-- START OF DATA RECORDS --

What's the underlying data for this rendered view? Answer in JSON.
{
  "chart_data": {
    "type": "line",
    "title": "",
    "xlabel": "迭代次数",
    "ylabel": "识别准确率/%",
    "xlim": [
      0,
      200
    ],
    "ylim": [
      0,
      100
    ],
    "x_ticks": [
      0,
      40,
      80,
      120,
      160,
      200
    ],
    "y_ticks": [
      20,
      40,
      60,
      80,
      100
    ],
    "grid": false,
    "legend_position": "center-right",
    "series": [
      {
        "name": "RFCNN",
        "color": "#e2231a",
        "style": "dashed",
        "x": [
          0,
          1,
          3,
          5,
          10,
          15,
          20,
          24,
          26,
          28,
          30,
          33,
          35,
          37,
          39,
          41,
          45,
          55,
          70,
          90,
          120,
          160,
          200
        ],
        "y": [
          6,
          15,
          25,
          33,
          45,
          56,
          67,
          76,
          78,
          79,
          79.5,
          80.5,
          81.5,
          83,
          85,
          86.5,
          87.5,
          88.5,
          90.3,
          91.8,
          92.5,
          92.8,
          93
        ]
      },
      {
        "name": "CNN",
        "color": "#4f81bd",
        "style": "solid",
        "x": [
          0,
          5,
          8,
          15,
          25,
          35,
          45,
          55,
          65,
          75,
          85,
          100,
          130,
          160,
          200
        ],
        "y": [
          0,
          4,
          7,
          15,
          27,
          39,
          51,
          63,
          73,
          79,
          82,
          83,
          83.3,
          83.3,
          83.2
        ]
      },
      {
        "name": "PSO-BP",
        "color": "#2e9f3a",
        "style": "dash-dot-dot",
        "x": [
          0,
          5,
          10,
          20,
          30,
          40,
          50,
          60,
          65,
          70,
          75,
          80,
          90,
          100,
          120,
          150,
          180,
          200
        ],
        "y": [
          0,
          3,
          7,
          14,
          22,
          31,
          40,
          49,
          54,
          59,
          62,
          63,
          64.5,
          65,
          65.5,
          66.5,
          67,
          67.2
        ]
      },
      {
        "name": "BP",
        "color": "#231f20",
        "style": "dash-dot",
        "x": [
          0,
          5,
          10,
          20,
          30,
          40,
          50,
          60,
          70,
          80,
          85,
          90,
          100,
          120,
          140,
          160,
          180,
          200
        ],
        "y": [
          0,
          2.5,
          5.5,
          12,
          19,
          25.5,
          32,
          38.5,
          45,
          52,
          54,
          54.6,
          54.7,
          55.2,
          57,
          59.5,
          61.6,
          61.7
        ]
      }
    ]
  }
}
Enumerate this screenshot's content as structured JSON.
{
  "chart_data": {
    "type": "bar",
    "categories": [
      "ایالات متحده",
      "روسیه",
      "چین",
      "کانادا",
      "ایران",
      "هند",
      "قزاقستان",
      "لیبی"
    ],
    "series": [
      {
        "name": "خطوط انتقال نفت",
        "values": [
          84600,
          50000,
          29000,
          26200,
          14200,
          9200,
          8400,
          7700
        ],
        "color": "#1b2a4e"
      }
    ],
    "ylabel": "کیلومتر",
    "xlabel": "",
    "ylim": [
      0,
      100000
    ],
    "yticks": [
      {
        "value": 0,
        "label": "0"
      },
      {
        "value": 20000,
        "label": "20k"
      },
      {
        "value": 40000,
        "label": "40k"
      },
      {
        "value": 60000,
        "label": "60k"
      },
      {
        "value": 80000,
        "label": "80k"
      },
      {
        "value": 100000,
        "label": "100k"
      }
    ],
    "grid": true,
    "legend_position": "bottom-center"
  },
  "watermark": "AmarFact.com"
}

-- END OF DATA RECORDS --

*INSTRUCTION:* Each entry above is to be quoted exactly.

*SOLUTION FOR THIS PROBLEM:*
What's the underlying data for this rendered view? Answer in JSON.
{
  "chart_data": {
    "type": "line",
    "title": "",
    "xlabel": "迭代次数",
    "ylabel": "识别准确率/%",
    "xlim": [
      0,
      200
    ],
    "ylim": [
      0,
      100
    ],
    "x_ticks": [
      0,
      40,
      80,
      120,
      160,
      200
    ],
    "y_ticks": [
      20,
      40,
      60,
      80,
      100
    ],
    "grid": false,
    "legend_position": "center-right",
    "series": [
      {
        "name": "RFCNN",
        "color": "#e2231a",
        "style": "dashed",
        "x": [
          0,
          1,
          3,
          5,
          10,
          15,
          20,
          24,
          26,
          28,
          30,
          33,
          35,
          37,
          39,
          41,
          45,
          55,
          70,
          90,
          120,
          160,
          200
        ],
        "y": [
          6,
          15,
          25,
          33,
          45,
          56,
          67,
          76,
          78,
          79,
          79.5,
          80.5,
          81.5,
          83,
          85,
          86.5,
          87.5,
          88.5,
          90.3,
          91.8,
          92.5,
          92.8,
          93
        ]
      },
      {
        "name": "CNN",
        "color": "#4f81bd",
        "style": "solid",
        "x": [
          0,
          5,
          8,
          15,
          25,
          35,
          45,
          55,
          65,
          75,
          85,
          100,
          130,
          160,
          200
        ],
        "y": [
          0,
          4,
          7,
          15,
          27,
          39,
          51,
          63,
          73,
          79,
          82,
          83,
          83.3,
          83.3,
          83.2
        ]
      },
      {
        "name": "PSO-BP",
        "color": "#2e9f3a",
        "style": "dash-dot-dot",
        "x": [
          0,
          5,
          10,
          20,
          30,
          40,
          50,
          60,
          65,
          70,
          75,
          80,
          90,
          100,
          120,
          150,
          180,
          200
        ],
        "y": [
          0,
          3,
          7,
          14,
          22,
          31,
          40,
          49,
          54,
          59,
          62,
          63,
          64.5,
          65,
          65.5,
          66.5,
          67,
          67.2
        ]
      },
      {
        "name": "BP",
        "color": "#231f20",
        "style": "dash-dot",
        "x": [
          0,
          5,
          10,
          20,
          30,
          40,
          50,
          60,
          70,
          80,
          85,
          90,
          100,
          120,
          140,
          160,
          180,
          200
        ],
        "y": [
          0,
          2.5,
          5.5,
          12,
          19,
          25.5,
          32,
          38.5,
          45,
          52,
          54,
          54.6,
          54.7,
          55.2,
          57,
          59.5,
          61.6,
          61.7
        ]
      }
    ]
  }
}
Enumerate this screenshot's content as structured JSON.
{
  "chart_data": {
    "type": "bar",
    "categories": [
      "ایالات متحده",
      "روسیه",
      "چین",
      "کانادا",
      "ایران",
      "هند",
      "قزاقستان",
      "لیبی"
    ],
    "series": [
      {
        "name": "خطوط انتقال نفت",
        "values": [
          84600,
          50000,
          29000,
          26200,
          14200,
          9200,
          8400,
          7700
        ],
        "color": "#1b2a4e"
      }
    ],
    "ylabel": "کیلومتر",
    "xlabel": "",
    "ylim": [
      0,
      100000
    ],
    "yticks": [
      {
        "value": 0,
        "label": "0"
      },
      {
        "value": 20000,
        "label": "20k"
      },
      {
        "value": 40000,
        "label": "40k"
      },
      {
        "value": 60000,
        "label": "60k"
      },
      {
        "value": 80000,
        "label": "80k"
      },
      {
        "value": 100000,
        "label": "100k"
      }
    ],
    "grid": true,
    "legend_position": "bottom-center"
  },
  "watermark": "AmarFact.com"
}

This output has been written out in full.